Give back the full listing, character for character, with no pictures.

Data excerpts
<<<<

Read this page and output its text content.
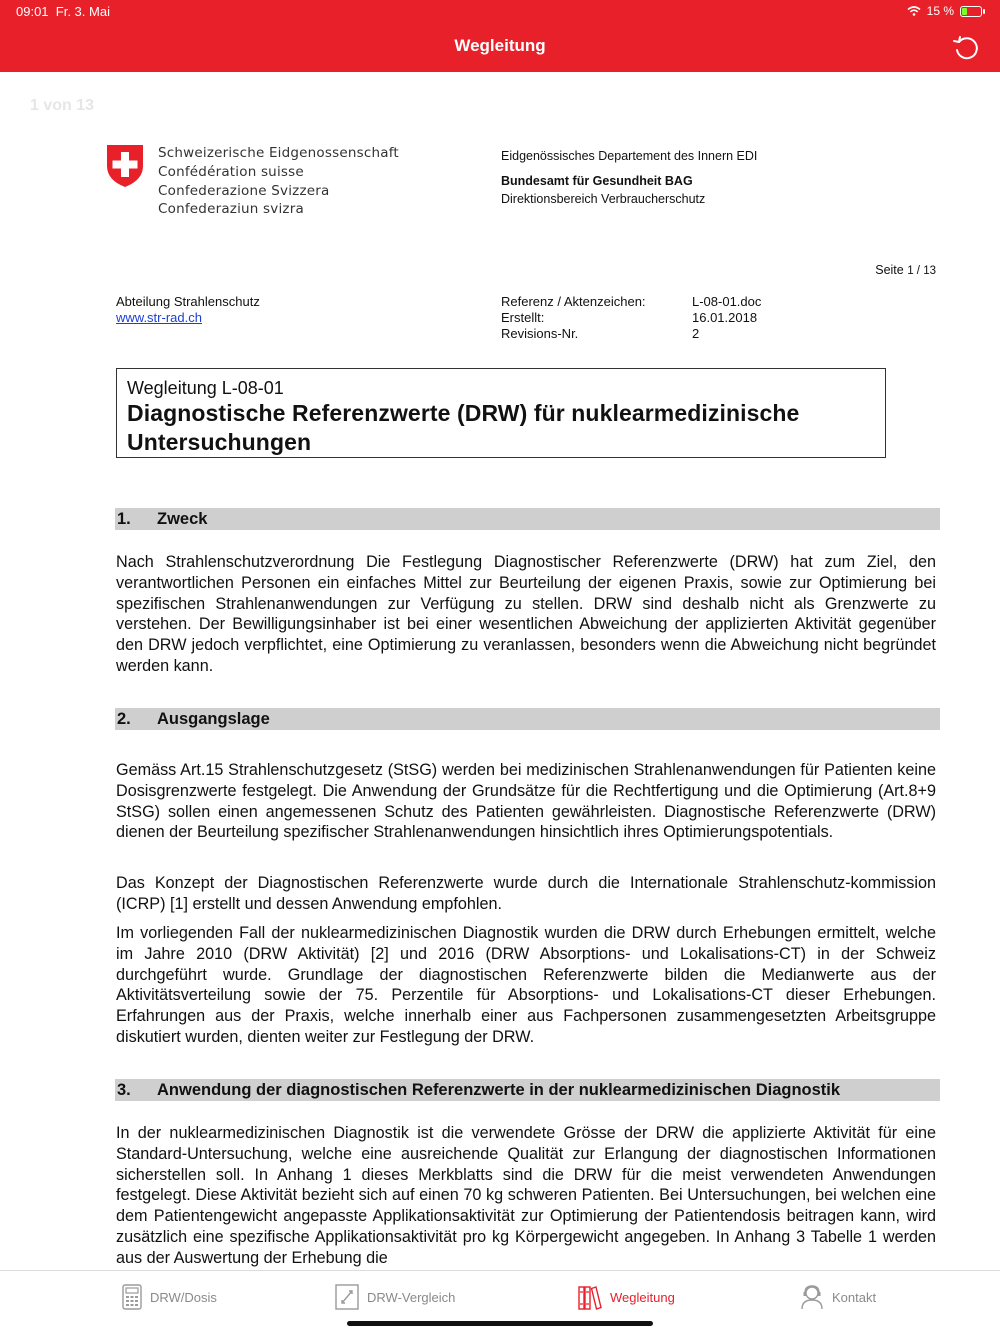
09:01 Fr. 3. Mai	15 %
Wegleitung
Schweizerische Eidgenossenschaft
Confédération suisse
Confederazione Svizzera
Confederaziun svizra
Eidgenössisches Departement des Innern EDI
Bundesamt für Gesundheit BAG
Direktionsbereich Verbraucherschutz
Seite 1 / 13
Abteilung Strahlenschutz
www.str-rad.ch
Referenz / Aktenzeichen:	L-08-01.doc
Erstellt:	16.01.2018
Revisions-Nr.	2
Wegleitung L-08-01
Diagnostische Referenzwerte (DRW) für nuklearmedizinische
Untersuchungen
1. Zweck
Nach Strahlenschutzverordnung Die Festlegung Diagnostischer Referenzwerte (DRW) hat zum Ziel, den verantwortlichen Personen ein einfaches Mittel zur Beurteilung der eigenen Praxis, sowie zur Optimierung bei spezifischen Strahlenanwendungen zur Verfügung zu stellen. DRW sind deshalb nicht als Grenzwerte zu verstehen. Der Bewilligungsinhaber ist bei einer wesentlichen Abweichung der applizierten Aktivität gegenüber den DRW jedoch verpflichtet, eine Optimierung zu veranlassen, besonders wenn die Abweichung nicht begründet werden kann.
2. Ausgangslage
Gemäss Art.15 Strahlenschutzgesetz (StSG) werden bei medizinischen Strahlenanwendungen für Patienten keine Dosisgrenzwerte festgelegt. Die Anwendung der Grundsätze für die Rechtfertigung und die Optimierung (Art.8+9 StSG) sollen einen angemessenen Schutz des Patienten gewährleisten. Diagnostische Referenzwerte (DRW) dienen der Beurteilung spezifischer Strahlenanwendungen hinsichtlich ihres Optimierungspotentials.
Das Konzept der Diagnostischen Referenzwerte wurde durch die Internationale Strahlenschutz-kommission (ICRP) [1] erstellt und dessen Anwendung empfohlen.
Im vorliegenden Fall der nuklearmedizinischen Diagnostik wurden die DRW durch Erhebungen ermittelt, welche im Jahre 2010 (DRW Aktivität) [2] und 2016 (DRW Absorptions- und Lokalisations-CT) in der Schweiz durchgeführt wurde. Grundlage der diagnostischen Referenzwerte bilden die Medianwerte aus der Aktivitätsverteilung sowie der 75. Perzentile für Absorptions- und Lokalisations-CT dieser Erhebungen. Erfahrungen aus der Praxis, welche innerhalb einer aus Fachpersonen zusammengesetzten Arbeitsgruppe diskutiert wurden, dienten weiter zur Festlegung der DRW.
3. Anwendung der diagnostischen Referenzwerte in der nuklearmedizinischen Diagnostik
In der nuklearmedizinischen Diagnostik ist die verwendete Grösse der DRW die applizierte Aktivität für eine Standard-Untersuchung, welche eine ausreichende Qualität zur Erlangung der diagnostischen Informationen sicherstellen soll. In Anhang 1 dieses Merkblatts sind die DRW für die meist verwendeten Anwendungen festgelegt. Diese Aktivität bezieht sich auf einen 70 kg schweren Patienten. Bei Untersuchungen, bei welchen eine dem Patientengewicht angepasste Applikationsaktivität zur Optimierung der Patientendosis beitragen kann, wird zusätzlich eine spezifische Applikationsaktivität pro kg Körpergewicht angegeben. In Anhang 3 Tabelle 1 werden aus der Auswertung der Erhebung die
1 von 13
DRW/Dosis	DRW-Vergleich	Wegleitung	Kontakt
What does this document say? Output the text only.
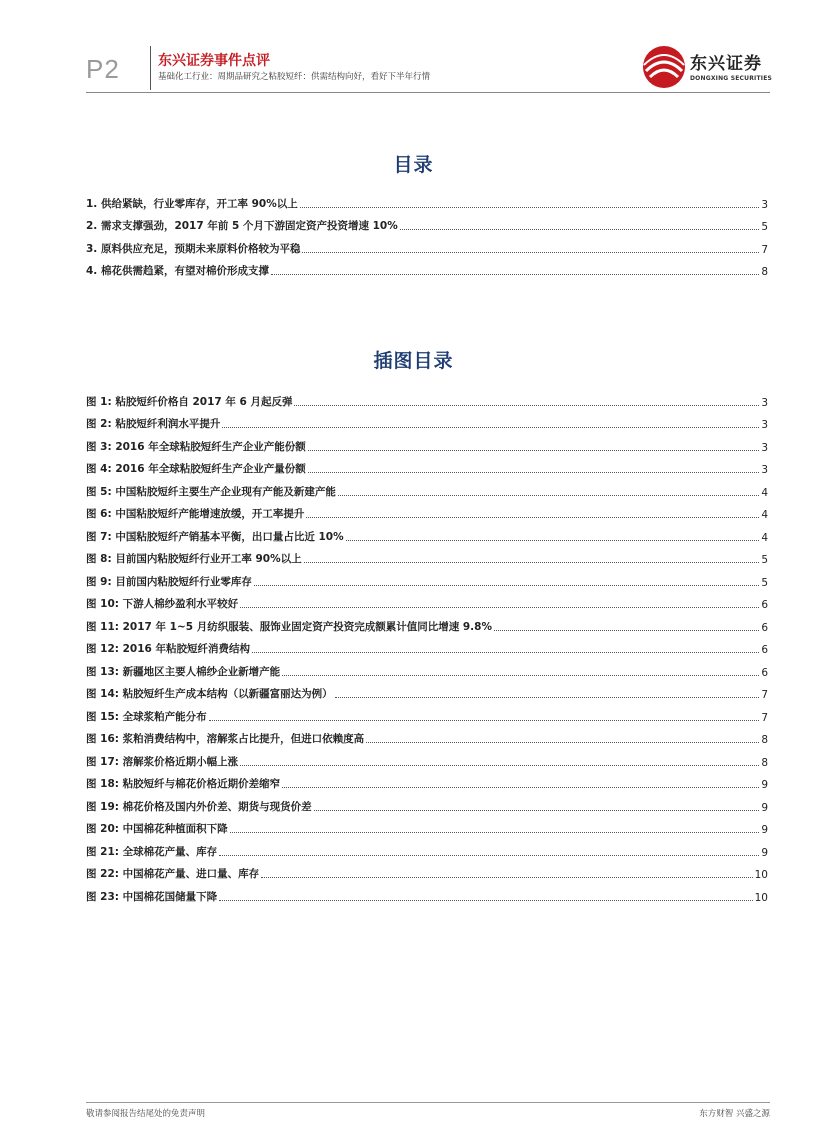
P2	东兴证券事件点评
基础化工行业：周期品研究之粘胶短纤：供需结构向好，看好下半年行情
东兴证券
DONGXING SECURITIES
目录
1. 供给紧缺，行业零库存，开工率 90%以上	3
2. 需求支撑强劲，2017 年前 5 个月下游固定资产投资增速 10%	5
3. 原料供应充足，预期未来原料价格较为平稳	7
4. 棉花供需趋紧，有望对棉价形成支撑	8
插图目录
图 1: 粘胶短纤价格自 2017 年 6 月起反弹	3
图 2: 粘胶短纤利润水平提升	3
图 3: 2016 年全球粘胶短纤生产企业产能份额	3
图 4: 2016 年全球粘胶短纤生产企业产量份额	3
图 5: 中国粘胶短纤主要生产企业现有产能及新建产能	4
图 6: 中国粘胶短纤产能增速放缓，开工率提升	4
图 7: 中国粘胶短纤产销基本平衡，出口量占比近 10%	4
图 8: 目前国内粘胶短纤行业开工率 90%以上	5
图 9: 目前国内粘胶短纤行业零库存	5
图 10: 下游人棉纱盈利水平较好	6
图 11: 2017 年 1~5 月纺织服装、服饰业固定资产投资完成额累计值同比增速 9.8%	6
图 12: 2016 年粘胶短纤消费结构	6
图 13: 新疆地区主要人棉纱企业新增产能	6
图 14: 粘胶短纤生产成本结构（以新疆富丽达为例）	7
图 15: 全球浆粕产能分布	7
图 16: 浆粕消费结构中，溶解浆占比提升，但进口依赖度高	8
图 17: 溶解浆价格近期小幅上涨	8
图 18: 粘胶短纤与棉花价格近期价差缩窄	9
图 19: 棉花价格及国内外价差、期货与现货价差	9
图 20: 中国棉花种植面积下降	9
图 21: 全球棉花产量、库存	9
图 22: 中国棉花产量、进口量、库存	10
图 23: 中国棉花国储量下降	10
敬请参阅报告结尾处的免责声明	东方财智 兴盛之源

>>>>

## RESULT FOR THIS EXERCISE
Read this page and output its text content.
09:01 Fr. 3. Mai	15 %
Wegleitung
Schweizerische Eidgenossenschaft
Confédération suisse
Confederazione Svizzera
Confederaziun svizra
Eidgenössisches Departement des Innern EDI
Bundesamt für Gesundheit BAG
Direktionsbereich Verbraucherschutz
Seite 1 / 13
Abteilung Strahlenschutz
www.str-rad.ch
Referenz / Aktenzeichen:	L-08-01.doc
Erstellt:	16.01.2018
Revisions-Nr.	2
Wegleitung L-08-01
Diagnostische Referenzwerte (DRW) für nuklearmedizinische
Untersuchungen
1. Zweck
Nach Strahlenschutzverordnung Die Festlegung Diagnostischer Referenzwerte (DRW) hat zum Ziel, den verantwortlichen Personen ein einfaches Mittel zur Beurteilung der eigenen Praxis, sowie zur Optimierung bei spezifischen Strahlenanwendungen zur Verfügung zu stellen. DRW sind deshalb nicht als Grenzwerte zu verstehen. Der Bewilligungsinhaber ist bei einer wesentlichen Abweichung der applizierten Aktivität gegenüber den DRW jedoch verpflichtet, eine Optimierung zu veranlassen, besonders wenn die Abweichung nicht begründet werden kann.
2. Ausgangslage
Gemäss Art.15 Strahlenschutzgesetz (StSG) werden bei medizinischen Strahlenanwendungen für Patienten keine Dosisgrenzwerte festgelegt. Die Anwendung der Grundsätze für die Rechtfertigung und die Optimierung (Art.8+9 StSG) sollen einen angemessenen Schutz des Patienten gewährleisten. Diagnostische Referenzwerte (DRW) dienen der Beurteilung spezifischer Strahlenanwendungen hinsichtlich ihres Optimierungspotentials.
Das Konzept der Diagnostischen Referenzwerte wurde durch die Internationale Strahlenschutz-kommission (ICRP) [1] erstellt und dessen Anwendung empfohlen.
Im vorliegenden Fall der nuklearmedizinischen Diagnostik wurden die DRW durch Erhebungen ermittelt, welche im Jahre 2010 (DRW Aktivität) [2] und 2016 (DRW Absorptions- und Lokalisations-CT) in der Schweiz durchgeführt wurde. Grundlage der diagnostischen Referenzwerte bilden die Medianwerte aus der Aktivitätsverteilung sowie der 75. Perzentile für Absorptions- und Lokalisations-CT dieser Erhebungen. Erfahrungen aus der Praxis, welche innerhalb einer aus Fachpersonen zusammengesetzten Arbeitsgruppe diskutiert wurden, dienten weiter zur Festlegung der DRW.
3. Anwendung der diagnostischen Referenzwerte in der nuklearmedizinischen Diagnostik
In der nuklearmedizinischen Diagnostik ist die verwendete Grösse der DRW die applizierte Aktivität für eine Standard-Untersuchung, welche eine ausreichende Qualität zur Erlangung der diagnostischen Informationen sicherstellen soll. In Anhang 1 dieses Merkblatts sind die DRW für die meist verwendeten Anwendungen festgelegt. Diese Aktivität bezieht sich auf einen 70 kg schweren Patienten. Bei Untersuchungen, bei welchen eine dem Patientengewicht angepasste Applikationsaktivität zur Optimierung der Patientendosis beitragen kann, wird zusätzlich eine spezifische Applikationsaktivität pro kg Körpergewicht angegeben. In Anhang 3 Tabelle 1 werden aus der Auswertung der Erhebung die
1 von 13
DRW/Dosis	DRW-Vergleich	Wegleitung	Kontakt
What does this document say? Output the text only.
P2	东兴证券事件点评
基础化工行业：周期品研究之粘胶短纤：供需结构向好，看好下半年行情
东兴证券
DONGXING SECURITIES
目录
1. 供给紧缺，行业零库存，开工率 90%以上	3
2. 需求支撑强劲，2017 年前 5 个月下游固定资产投资增速 10%	5
3. 原料供应充足，预期未来原料价格较为平稳	7
4. 棉花供需趋紧，有望对棉价形成支撑	8
插图目录
图 1: 粘胶短纤价格自 2017 年 6 月起反弹	3
图 2: 粘胶短纤利润水平提升	3
图 3: 2016 年全球粘胶短纤生产企业产能份额	3
图 4: 2016 年全球粘胶短纤生产企业产量份额	3
图 5: 中国粘胶短纤主要生产企业现有产能及新建产能	4
图 6: 中国粘胶短纤产能增速放缓，开工率提升	4
图 7: 中国粘胶短纤产销基本平衡，出口量占比近 10%	4
图 8: 目前国内粘胶短纤行业开工率 90%以上	5
图 9: 目前国内粘胶短纤行业零库存	5
图 10: 下游人棉纱盈利水平较好	6
图 11: 2017 年 1~5 月纺织服装、服饰业固定资产投资完成额累计值同比增速 9.8%	6
图 12: 2016 年粘胶短纤消费结构	6
图 13: 新疆地区主要人棉纱企业新增产能	6
图 14: 粘胶短纤生产成本结构（以新疆富丽达为例）	7
图 15: 全球浆粕产能分布	7
图 16: 浆粕消费结构中，溶解浆占比提升，但进口依赖度高	8
图 17: 溶解浆价格近期小幅上涨	8
图 18: 粘胶短纤与棉花价格近期价差缩窄	9
图 19: 棉花价格及国内外价差、期货与现货价差	9
图 20: 中国棉花种植面积下降	9
图 21: 全球棉花产量、库存	9
图 22: 中国棉花产量、进口量、库存	10
图 23: 中国棉花国储量下降	10
敬请参阅报告结尾处的免责声明	东方财智 兴盛之源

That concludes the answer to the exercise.